What this task involves: From the entries below, extract every line that includes the word "title".

Information shown:

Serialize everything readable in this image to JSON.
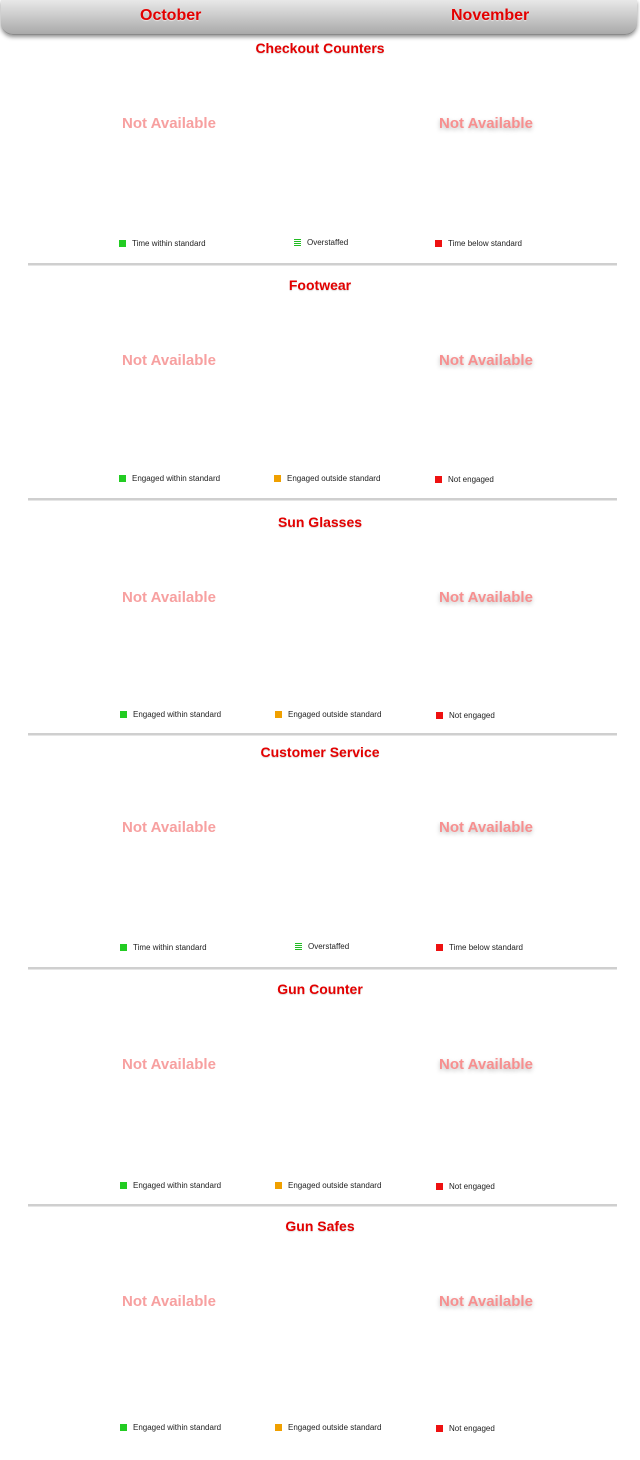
{
  "header": {
    "months": [
      "October",
      "November"
    ]
  },
  "sections": [
    {
      "title": "Checkout Counters",
      "october_status": "Not Available",
      "november_status": "Not Available",
      "legend": [
        "Time within standard",
        "Overstaffed",
        "Time below standard"
      ]
    },
    {
      "title": "Footwear",
      "october_status": "Not Available",
      "november_status": "Not Available",
      "legend": [
        "Engaged within standard",
        "Engaged outside standard",
        "Not engaged"
      ]
    },
    {
      "title": "Sun Glasses",
      "october_status": "Not Available",
      "november_status": "Not Available",
      "legend": [
        "Engaged within standard",
        "Engaged outside standard",
        "Not engaged"
      ]
    },
    {
      "title": "Customer Service",
      "october_status": "Not Available",
      "november_status": "Not Available",
      "legend": [
        "Time within standard",
        "Overstaffed",
        "Time below standard"
      ]
    },
    {
      "title": "Gun Counter",
      "october_status": "Not Available",
      "november_status": "Not Available",
      "legend": [
        "Engaged within standard",
        "Engaged outside standard",
        "Not engaged"
      ]
    },
    {
      "title": "Gun Safes",
      "october_status": "Not Available",
      "november_status": "Not Available",
      "legend": [
        "Engaged within standard",
        "Engaged outside standard",
        "Not engaged"
      ]
    }
  ],
  "colors": {
    "heading_red": "#e30000",
    "within_standard_green": "#22cc22",
    "outside_standard_orange": "#f0a000",
    "below_standard_red": "#ee1111"
  }
}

Solution below:
      "title": "Checkout Counters",
      "title": "Footwear",
      "title": "Sun Glasses",
      "title": "Customer Service",
      "title": "Gun Counter",
      "title": "Gun Safes",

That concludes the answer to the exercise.